═══ Data supplied

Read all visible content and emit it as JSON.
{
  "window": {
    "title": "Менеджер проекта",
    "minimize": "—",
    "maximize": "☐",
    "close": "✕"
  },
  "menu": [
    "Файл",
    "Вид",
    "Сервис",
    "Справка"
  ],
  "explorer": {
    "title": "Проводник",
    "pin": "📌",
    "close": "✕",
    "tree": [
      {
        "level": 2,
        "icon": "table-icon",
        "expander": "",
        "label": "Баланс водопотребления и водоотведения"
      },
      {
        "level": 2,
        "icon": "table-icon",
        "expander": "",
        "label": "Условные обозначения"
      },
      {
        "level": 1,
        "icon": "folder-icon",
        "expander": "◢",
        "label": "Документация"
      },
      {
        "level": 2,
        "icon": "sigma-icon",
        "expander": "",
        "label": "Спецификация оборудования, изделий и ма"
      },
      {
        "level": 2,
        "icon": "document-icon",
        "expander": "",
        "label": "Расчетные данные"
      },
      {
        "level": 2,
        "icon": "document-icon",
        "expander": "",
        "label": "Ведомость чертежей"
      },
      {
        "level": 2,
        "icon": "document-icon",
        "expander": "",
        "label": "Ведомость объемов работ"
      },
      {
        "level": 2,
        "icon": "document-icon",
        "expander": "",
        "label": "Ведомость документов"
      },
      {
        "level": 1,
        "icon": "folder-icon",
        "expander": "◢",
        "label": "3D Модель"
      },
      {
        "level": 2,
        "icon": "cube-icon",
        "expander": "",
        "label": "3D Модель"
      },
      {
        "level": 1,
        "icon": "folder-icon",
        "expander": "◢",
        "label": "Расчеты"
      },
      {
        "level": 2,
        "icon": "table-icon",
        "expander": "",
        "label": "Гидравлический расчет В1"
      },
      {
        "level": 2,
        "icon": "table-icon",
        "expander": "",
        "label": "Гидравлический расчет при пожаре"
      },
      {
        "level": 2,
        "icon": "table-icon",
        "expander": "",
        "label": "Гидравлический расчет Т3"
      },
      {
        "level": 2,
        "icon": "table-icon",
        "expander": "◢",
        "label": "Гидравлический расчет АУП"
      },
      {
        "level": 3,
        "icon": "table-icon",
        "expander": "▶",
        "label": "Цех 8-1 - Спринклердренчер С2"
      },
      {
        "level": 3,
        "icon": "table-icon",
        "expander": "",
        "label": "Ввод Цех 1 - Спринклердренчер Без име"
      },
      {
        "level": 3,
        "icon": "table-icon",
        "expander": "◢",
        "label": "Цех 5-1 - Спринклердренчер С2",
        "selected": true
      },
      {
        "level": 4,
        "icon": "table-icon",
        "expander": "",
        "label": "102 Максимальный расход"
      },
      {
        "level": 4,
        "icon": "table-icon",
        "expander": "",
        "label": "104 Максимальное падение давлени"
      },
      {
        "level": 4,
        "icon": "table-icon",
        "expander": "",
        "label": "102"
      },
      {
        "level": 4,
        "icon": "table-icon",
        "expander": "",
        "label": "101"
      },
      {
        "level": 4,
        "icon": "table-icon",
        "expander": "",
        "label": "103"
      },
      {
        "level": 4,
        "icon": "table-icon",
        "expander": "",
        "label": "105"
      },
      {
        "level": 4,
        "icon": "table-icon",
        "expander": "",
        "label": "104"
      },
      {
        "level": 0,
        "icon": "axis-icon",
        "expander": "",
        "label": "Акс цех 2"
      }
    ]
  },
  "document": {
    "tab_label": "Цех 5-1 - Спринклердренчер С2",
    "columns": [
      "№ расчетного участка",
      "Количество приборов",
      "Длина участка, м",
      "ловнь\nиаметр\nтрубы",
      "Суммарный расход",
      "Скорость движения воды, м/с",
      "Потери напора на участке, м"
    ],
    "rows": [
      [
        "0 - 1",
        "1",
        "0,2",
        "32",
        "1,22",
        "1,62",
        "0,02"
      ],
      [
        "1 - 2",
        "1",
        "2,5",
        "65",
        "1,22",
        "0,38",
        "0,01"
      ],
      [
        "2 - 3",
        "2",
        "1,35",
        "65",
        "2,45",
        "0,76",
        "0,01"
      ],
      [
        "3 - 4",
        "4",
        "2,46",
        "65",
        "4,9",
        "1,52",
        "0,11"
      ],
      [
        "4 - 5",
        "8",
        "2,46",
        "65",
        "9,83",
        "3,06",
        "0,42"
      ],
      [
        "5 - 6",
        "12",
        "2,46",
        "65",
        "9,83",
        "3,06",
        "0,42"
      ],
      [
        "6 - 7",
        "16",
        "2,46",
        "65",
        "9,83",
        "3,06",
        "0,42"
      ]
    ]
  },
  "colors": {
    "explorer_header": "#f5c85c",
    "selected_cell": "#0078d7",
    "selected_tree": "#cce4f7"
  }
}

══════

• _What the task requires_
Pull out every line containing "участка".

• _Answer for the task_
      "№ расчетного участка",
      "Длина участка, м",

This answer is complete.